Collected data entries:
**********
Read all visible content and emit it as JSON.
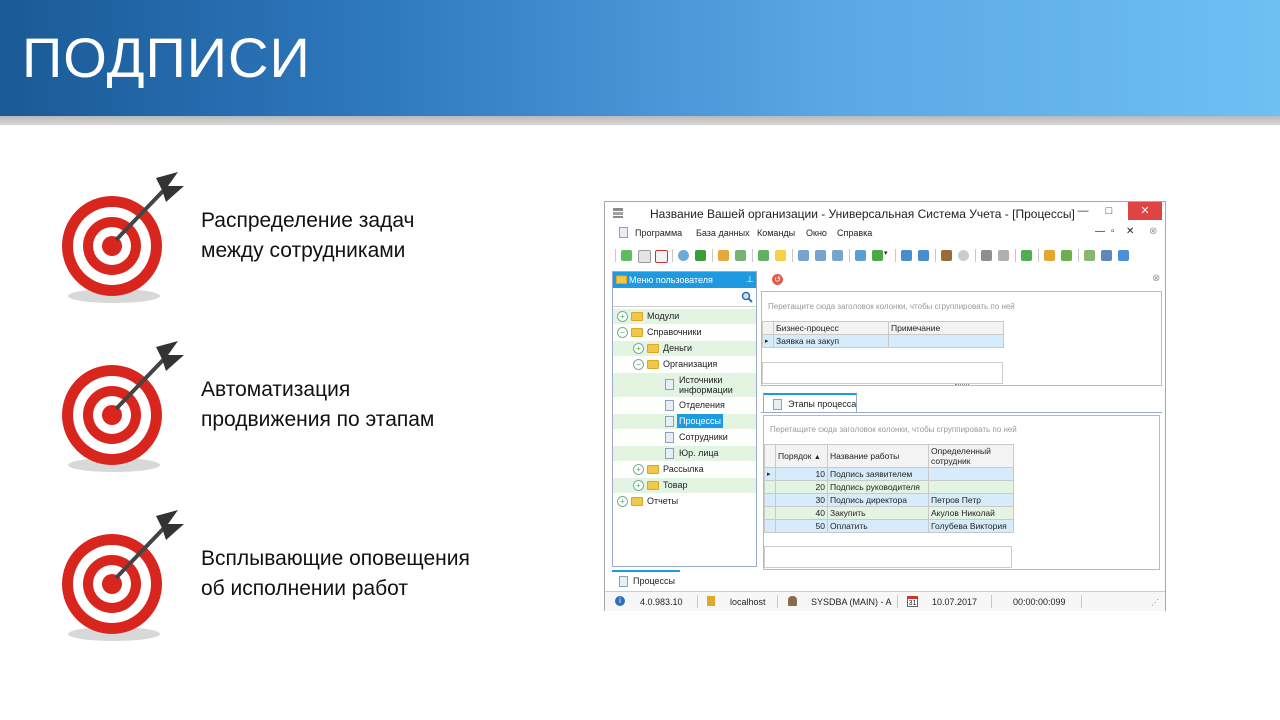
{
  "slide": {
    "title": "ПОДПИСИ",
    "features": [
      {
        "line1": "Распределение задач",
        "line2": "между сотрудниками",
        "icon": "target-icon"
      },
      {
        "line1": "Автоматизация",
        "line2": "продвижения по этапам",
        "icon": "target-icon"
      },
      {
        "line1": "Всплывающие оповещения",
        "line2": "об исполнении работ",
        "icon": "target-icon"
      }
    ]
  },
  "window": {
    "title": "Название Вашей организации - Универсальная Система Учета - [Процессы]",
    "controls": {
      "minimize": "—",
      "maximize": "□",
      "close": "✕"
    },
    "menu": [
      "Программа",
      "База данных",
      "Команды",
      "Окно",
      "Справка"
    ],
    "left_panel": {
      "header": "Меню пользователя",
      "tree": [
        {
          "label": "Модули",
          "level": 0,
          "expander": "+",
          "kind": "folder"
        },
        {
          "label": "Справочники",
          "level": 0,
          "expander": "−",
          "kind": "folder"
        },
        {
          "label": "Деньги",
          "level": 1,
          "expander": "+",
          "kind": "folder"
        },
        {
          "label": "Организация",
          "level": 1,
          "expander": "−",
          "kind": "folder"
        },
        {
          "label": "Источники",
          "label2": "информации",
          "level": 2,
          "kind": "doc"
        },
        {
          "label": "Отделения",
          "level": 2,
          "kind": "doc"
        },
        {
          "label": "Процессы",
          "level": 2,
          "kind": "doc",
          "selected": true
        },
        {
          "label": "Сотрудники",
          "level": 2,
          "kind": "doc"
        },
        {
          "label": "Юр. лица",
          "level": 2,
          "kind": "doc"
        },
        {
          "label": "Рассылка",
          "level": 1,
          "expander": "+",
          "kind": "folder"
        },
        {
          "label": "Товар",
          "level": 1,
          "expander": "+",
          "kind": "folder"
        },
        {
          "label": "Отчеты",
          "level": 0,
          "expander": "+",
          "kind": "folder"
        }
      ]
    },
    "top_grid": {
      "group_hint": "Перетащите сюда заголовок колонки, чтобы сгруппировать по ней",
      "columns": [
        "Бизнес-процесс",
        "Примечание"
      ],
      "rows": [
        [
          "Заявка на закуп",
          ""
        ]
      ]
    },
    "detail_tab": "Этапы процесса",
    "bottom_grid": {
      "group_hint": "Перетащите сюда заголовок колонки, чтобы сгруппировать по ней",
      "columns": [
        "Порядок",
        "Название работы",
        "Определенный",
        "сотрудник"
      ],
      "rows": [
        [
          "10",
          "Подпись заявителем",
          ""
        ],
        [
          "20",
          "Подпись руководителя",
          ""
        ],
        [
          "30",
          "Подпись директора",
          "Петров Петр"
        ],
        [
          "40",
          "Закупить",
          "Акулов Николай"
        ],
        [
          "50",
          "Оплатить",
          "Голубева Виктория"
        ]
      ]
    },
    "doc_tab": "Процессы",
    "status": {
      "version": "4.0.983.10",
      "server": "localhost",
      "user": "SYSDBA (MAIN) - A",
      "date": "10.07.2017",
      "timer": "00:00:00:099",
      "calendar_day": "31"
    }
  }
}
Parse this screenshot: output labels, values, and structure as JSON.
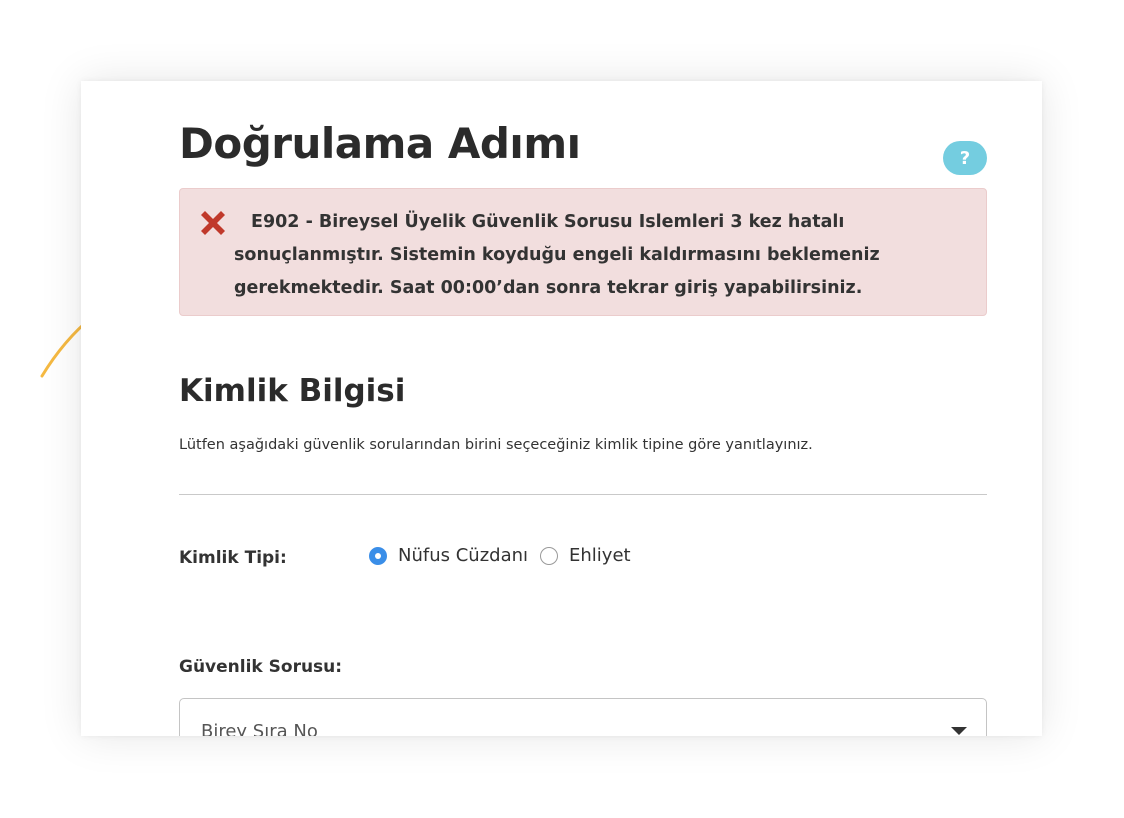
**********
■ **INSTRUCTION**:
Reproduce the material above verbatim; omit every picture.

■ **RESULT OF THIS EXERCISE**:
Read all visible content and emit it as JSON.
{
  "slide": {
    "title": "ПОДПИСИ",
    "features": [
      {
        "line1": "Распределение задач",
        "line2": "между сотрудниками",
        "icon": "target-icon"
      },
      {
        "line1": "Автоматизация",
        "line2": "продвижения по этапам",
        "icon": "target-icon"
      },
      {
        "line1": "Всплывающие оповещения",
        "line2": "об исполнении работ",
        "icon": "target-icon"
      }
    ]
  },
  "window": {
    "title": "Название Вашей организации - Универсальная Система Учета - [Процессы]",
    "controls": {
      "minimize": "—",
      "maximize": "□",
      "close": "✕"
    },
    "menu": [
      "Программа",
      "База данных",
      "Команды",
      "Окно",
      "Справка"
    ],
    "left_panel": {
      "header": "Меню пользователя",
      "tree": [
        {
          "label": "Модули",
          "level": 0,
          "expander": "+",
          "kind": "folder"
        },
        {
          "label": "Справочники",
          "level": 0,
          "expander": "−",
          "kind": "folder"
        },
        {
          "label": "Деньги",
          "level": 1,
          "expander": "+",
          "kind": "folder"
        },
        {
          "label": "Организация",
          "level": 1,
          "expander": "−",
          "kind": "folder"
        },
        {
          "label": "Источники",
          "label2": "информации",
          "level": 2,
          "kind": "doc"
        },
        {
          "label": "Отделения",
          "level": 2,
          "kind": "doc"
        },
        {
          "label": "Процессы",
          "level": 2,
          "kind": "doc",
          "selected": true
        },
        {
          "label": "Сотрудники",
          "level": 2,
          "kind": "doc"
        },
        {
          "label": "Юр. лица",
          "level": 2,
          "kind": "doc"
        },
        {
          "label": "Рассылка",
          "level": 1,
          "expander": "+",
          "kind": "folder"
        },
        {
          "label": "Товар",
          "level": 1,
          "expander": "+",
          "kind": "folder"
        },
        {
          "label": "Отчеты",
          "level": 0,
          "expander": "+",
          "kind": "folder"
        }
      ]
    },
    "top_grid": {
      "group_hint": "Перетащите сюда заголовок колонки, чтобы сгруппировать по ней",
      "columns": [
        "Бизнес-процесс",
        "Примечание"
      ],
      "rows": [
        [
          "Заявка на закуп",
          ""
        ]
      ]
    },
    "detail_tab": "Этапы процесса",
    "bottom_grid": {
      "group_hint": "Перетащите сюда заголовок колонки, чтобы сгруппировать по ней",
      "columns": [
        "Порядок",
        "Название работы",
        "Определенный",
        "сотрудник"
      ],
      "rows": [
        [
          "10",
          "Подпись заявителем",
          ""
        ],
        [
          "20",
          "Подпись руководителя",
          ""
        ],
        [
          "30",
          "Подпись директора",
          "Петров Петр"
        ],
        [
          "40",
          "Закупить",
          "Акулов Николай"
        ],
        [
          "50",
          "Оплатить",
          "Голубева Виктория"
        ]
      ]
    },
    "doc_tab": "Процессы",
    "status": {
      "version": "4.0.983.10",
      "server": "localhost",
      "user": "SYSDBA (MAIN) - A",
      "date": "10.07.2017",
      "timer": "00:00:00:099",
      "calendar_day": "31"
    }
  }
}
Parse this screenshot: output labels, values, and structure as JSON.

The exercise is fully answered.